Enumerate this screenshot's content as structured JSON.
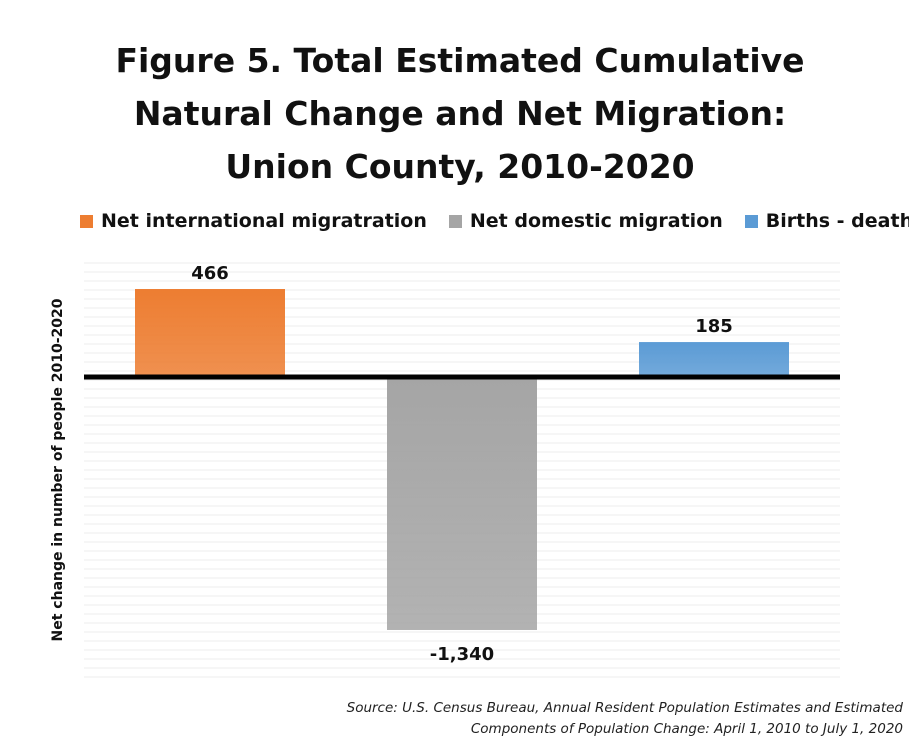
{
  "chart_data": {
    "type": "bar",
    "title_lines": [
      "Figure 5. Total Estimated Cumulative",
      "Natural Change and Net Migration:",
      "Union County, 2010-2020"
    ],
    "ylabel": "Net change in number of people 2010-2020",
    "categories": [
      "Net international migratration",
      "Net domestic migration",
      "Births  - deaths"
    ],
    "values": [
      466,
      -1340,
      185
    ],
    "value_labels": [
      "466",
      "-1,340",
      "185"
    ],
    "colors": [
      "#ed7d31",
      "#a5a5a5",
      "#5b9bd5"
    ],
    "legend": [
      {
        "label": "Net international migratration",
        "color": "#ed7d31"
      },
      {
        "label": "Net domestic migration",
        "color": "#a5a5a5"
      },
      {
        "label": "Births  - deaths",
        "color": "#5b9bd5"
      }
    ],
    "legend_position": "top",
    "ylim": [
      -1600,
      600
    ],
    "grid": true
  },
  "source_lines": [
    "Source: U.S. Census Bureau, Annual Resident Population Estimates and Estimated",
    "Components of Population Change: April 1, 2010 to July 1, 2020"
  ]
}
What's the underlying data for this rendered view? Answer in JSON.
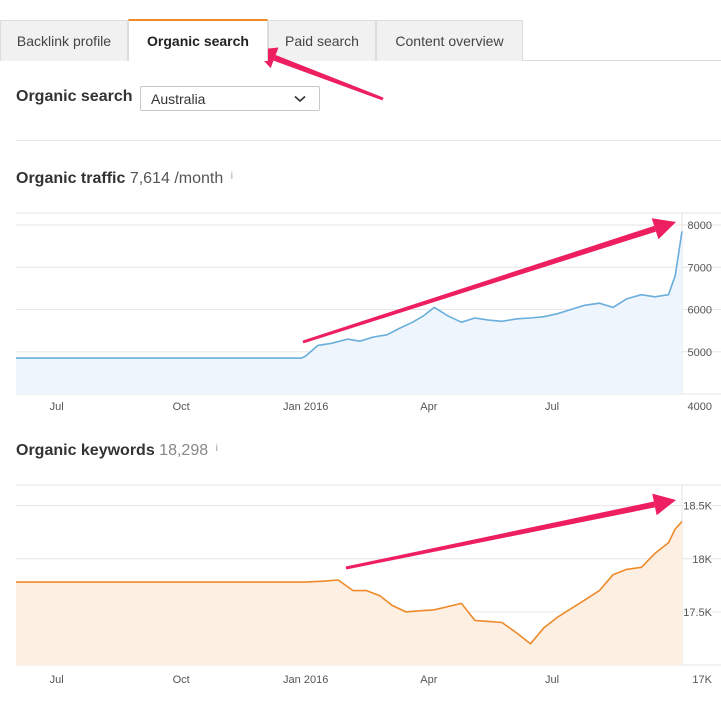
{
  "tabs": [
    {
      "label": "Backlink profile",
      "active": false
    },
    {
      "label": "Organic search",
      "active": true
    },
    {
      "label": "Paid search",
      "active": false
    },
    {
      "label": "Content overview",
      "active": false
    }
  ],
  "organic_search": {
    "label": "Organic search",
    "country_select": {
      "value": "Australia"
    }
  },
  "traffic": {
    "title": "Organic traffic",
    "value": "7,614",
    "unit": "/month",
    "info": "i"
  },
  "keywords": {
    "title": "Organic keywords",
    "value": "18,298",
    "info": "i"
  },
  "colors": {
    "accent_orange": "#f08a24",
    "traffic_line": "#6aaedb",
    "traffic_fill": "#eef5fc",
    "keywords_line": "#ee8a2a",
    "keywords_fill": "#fdefe2",
    "arrow": "#ee1f60"
  },
  "chart_data": [
    {
      "type": "area",
      "x": [
        "2015-06-01",
        "2015-07-01",
        "2015-08-01",
        "2015-09-01",
        "2015-10-01",
        "2015-11-01",
        "2015-12-01",
        "2015-12-29",
        "2016-01-01",
        "2016-01-10",
        "2016-01-20",
        "2016-02-01",
        "2016-02-10",
        "2016-02-20",
        "2016-03-01",
        "2016-03-10",
        "2016-03-20",
        "2016-03-28",
        "2016-04-05",
        "2016-04-15",
        "2016-04-25",
        "2016-05-05",
        "2016-05-15",
        "2016-05-25",
        "2016-06-05",
        "2016-06-15",
        "2016-06-25",
        "2016-07-05",
        "2016-07-15",
        "2016-07-25",
        "2016-08-05",
        "2016-08-15",
        "2016-08-25",
        "2016-09-05",
        "2016-09-15",
        "2016-09-25",
        "2016-09-30",
        "2016-10-05"
      ],
      "series": [
        {
          "values": [
            4850,
            4850,
            4850,
            4850,
            4850,
            4850,
            4850,
            4850,
            4900,
            5150,
            5200,
            5300,
            5250,
            5350,
            5400,
            5550,
            5700,
            5850,
            6050,
            5850,
            5700,
            5800,
            5750,
            5720,
            5780,
            5800,
            5830,
            5900,
            6000,
            6100,
            6150,
            6050,
            6250,
            6350,
            6300,
            6350,
            6800,
            7850
          ]
        }
      ],
      "xticks": [
        "Jul",
        "Oct",
        "Jan 2016",
        "Apr",
        "Jul"
      ],
      "yticks": [
        4000,
        5000,
        6000,
        7000,
        8000
      ],
      "ylim": [
        4000,
        8000
      ],
      "grid": true
    },
    {
      "type": "area",
      "x": [
        "2015-06-01",
        "2015-07-01",
        "2015-08-01",
        "2015-09-01",
        "2015-10-01",
        "2015-11-01",
        "2015-12-01",
        "2016-01-01",
        "2016-01-15",
        "2016-01-25",
        "2016-02-05",
        "2016-02-15",
        "2016-02-25",
        "2016-03-05",
        "2016-03-15",
        "2016-03-25",
        "2016-04-05",
        "2016-04-15",
        "2016-04-25",
        "2016-05-05",
        "2016-05-15",
        "2016-05-25",
        "2016-06-05",
        "2016-06-15",
        "2016-06-25",
        "2016-07-05",
        "2016-07-15",
        "2016-07-25",
        "2016-08-05",
        "2016-08-15",
        "2016-08-25",
        "2016-09-05",
        "2016-09-15",
        "2016-09-25",
        "2016-09-30",
        "2016-10-05"
      ],
      "series": [
        {
          "values": [
            17780,
            17780,
            17780,
            17780,
            17780,
            17780,
            17780,
            17780,
            17790,
            17800,
            17700,
            17700,
            17650,
            17560,
            17500,
            17510,
            17520,
            17550,
            17580,
            17420,
            17410,
            17400,
            17300,
            17200,
            17350,
            17450,
            17530,
            17610,
            17700,
            17850,
            17900,
            17920,
            18050,
            18150,
            18280,
            18350
          ]
        }
      ],
      "xticks": [
        "Jul",
        "Oct",
        "Jan 2016",
        "Apr",
        "Jul"
      ],
      "yticks": [
        "17K",
        "17.5K",
        "18K",
        "18.5K"
      ],
      "ytick_values": [
        17000,
        17500,
        18000,
        18500
      ],
      "ylim": [
        17000,
        18600
      ],
      "grid": true
    }
  ]
}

- **WHAT IS EXPECTED**: All of the records need repeating exactly, except for the pictures.

- **PROBLEM SOLUTION**:
Enumerate this screenshot's content as structured JSON.
{
  "chart_data": {
    "type": "bar",
    "title_lines": [
      "Figure 5. Total Estimated Cumulative",
      "Natural Change and Net Migration:",
      "Union County, 2010-2020"
    ],
    "ylabel": "Net change in number of people 2010-2020",
    "categories": [
      "Net international migratration",
      "Net domestic migration",
      "Births  - deaths"
    ],
    "values": [
      466,
      -1340,
      185
    ],
    "value_labels": [
      "466",
      "-1,340",
      "185"
    ],
    "colors": [
      "#ed7d31",
      "#a5a5a5",
      "#5b9bd5"
    ],
    "legend": [
      {
        "label": "Net international migratration",
        "color": "#ed7d31"
      },
      {
        "label": "Net domestic migration",
        "color": "#a5a5a5"
      },
      {
        "label": "Births  - deaths",
        "color": "#5b9bd5"
      }
    ],
    "legend_position": "top",
    "ylim": [
      -1600,
      600
    ],
    "grid": true
  },
  "source_lines": [
    "Source: U.S. Census Bureau, Annual Resident Population Estimates and Estimated",
    "Components of Population Change: April 1, 2010 to July 1, 2020"
  ]
}
What's the underlying data for this rendered view? Answer in JSON.
{
  "tabs": [
    {
      "label": "Backlink profile",
      "active": false
    },
    {
      "label": "Organic search",
      "active": true
    },
    {
      "label": "Paid search",
      "active": false
    },
    {
      "label": "Content overview",
      "active": false
    }
  ],
  "organic_search": {
    "label": "Organic search",
    "country_select": {
      "value": "Australia"
    }
  },
  "traffic": {
    "title": "Organic traffic",
    "value": "7,614",
    "unit": "/month",
    "info": "i"
  },
  "keywords": {
    "title": "Organic keywords",
    "value": "18,298",
    "info": "i"
  },
  "colors": {
    "accent_orange": "#f08a24",
    "traffic_line": "#6aaedb",
    "traffic_fill": "#eef5fc",
    "keywords_line": "#ee8a2a",
    "keywords_fill": "#fdefe2",
    "arrow": "#ee1f60"
  },
  "chart_data": [
    {
      "type": "area",
      "x": [
        "2015-06-01",
        "2015-07-01",
        "2015-08-01",
        "2015-09-01",
        "2015-10-01",
        "2015-11-01",
        "2015-12-01",
        "2015-12-29",
        "2016-01-01",
        "2016-01-10",
        "2016-01-20",
        "2016-02-01",
        "2016-02-10",
        "2016-02-20",
        "2016-03-01",
        "2016-03-10",
        "2016-03-20",
        "2016-03-28",
        "2016-04-05",
        "2016-04-15",
        "2016-04-25",
        "2016-05-05",
        "2016-05-15",
        "2016-05-25",
        "2016-06-05",
        "2016-06-15",
        "2016-06-25",
        "2016-07-05",
        "2016-07-15",
        "2016-07-25",
        "2016-08-05",
        "2016-08-15",
        "2016-08-25",
        "2016-09-05",
        "2016-09-15",
        "2016-09-25",
        "2016-09-30",
        "2016-10-05"
      ],
      "series": [
        {
          "values": [
            4850,
            4850,
            4850,
            4850,
            4850,
            4850,
            4850,
            4850,
            4900,
            5150,
            5200,
            5300,
            5250,
            5350,
            5400,
            5550,
            5700,
            5850,
            6050,
            5850,
            5700,
            5800,
            5750,
            5720,
            5780,
            5800,
            5830,
            5900,
            6000,
            6100,
            6150,
            6050,
            6250,
            6350,
            6300,
            6350,
            6800,
            7850
          ]
        }
      ],
      "xticks": [
        "Jul",
        "Oct",
        "Jan 2016",
        "Apr",
        "Jul"
      ],
      "yticks": [
        4000,
        5000,
        6000,
        7000,
        8000
      ],
      "ylim": [
        4000,
        8000
      ],
      "grid": true
    },
    {
      "type": "area",
      "x": [
        "2015-06-01",
        "2015-07-01",
        "2015-08-01",
        "2015-09-01",
        "2015-10-01",
        "2015-11-01",
        "2015-12-01",
        "2016-01-01",
        "2016-01-15",
        "2016-01-25",
        "2016-02-05",
        "2016-02-15",
        "2016-02-25",
        "2016-03-05",
        "2016-03-15",
        "2016-03-25",
        "2016-04-05",
        "2016-04-15",
        "2016-04-25",
        "2016-05-05",
        "2016-05-15",
        "2016-05-25",
        "2016-06-05",
        "2016-06-15",
        "2016-06-25",
        "2016-07-05",
        "2016-07-15",
        "2016-07-25",
        "2016-08-05",
        "2016-08-15",
        "2016-08-25",
        "2016-09-05",
        "2016-09-15",
        "2016-09-25",
        "2016-09-30",
        "2016-10-05"
      ],
      "series": [
        {
          "values": [
            17780,
            17780,
            17780,
            17780,
            17780,
            17780,
            17780,
            17780,
            17790,
            17800,
            17700,
            17700,
            17650,
            17560,
            17500,
            17510,
            17520,
            17550,
            17580,
            17420,
            17410,
            17400,
            17300,
            17200,
            17350,
            17450,
            17530,
            17610,
            17700,
            17850,
            17900,
            17920,
            18050,
            18150,
            18280,
            18350
          ]
        }
      ],
      "xticks": [
        "Jul",
        "Oct",
        "Jan 2016",
        "Apr",
        "Jul"
      ],
      "yticks": [
        "17K",
        "17.5K",
        "18K",
        "18.5K"
      ],
      "ytick_values": [
        17000,
        17500,
        18000,
        18500
      ],
      "ylim": [
        17000,
        18600
      ],
      "grid": true
    }
  ]
}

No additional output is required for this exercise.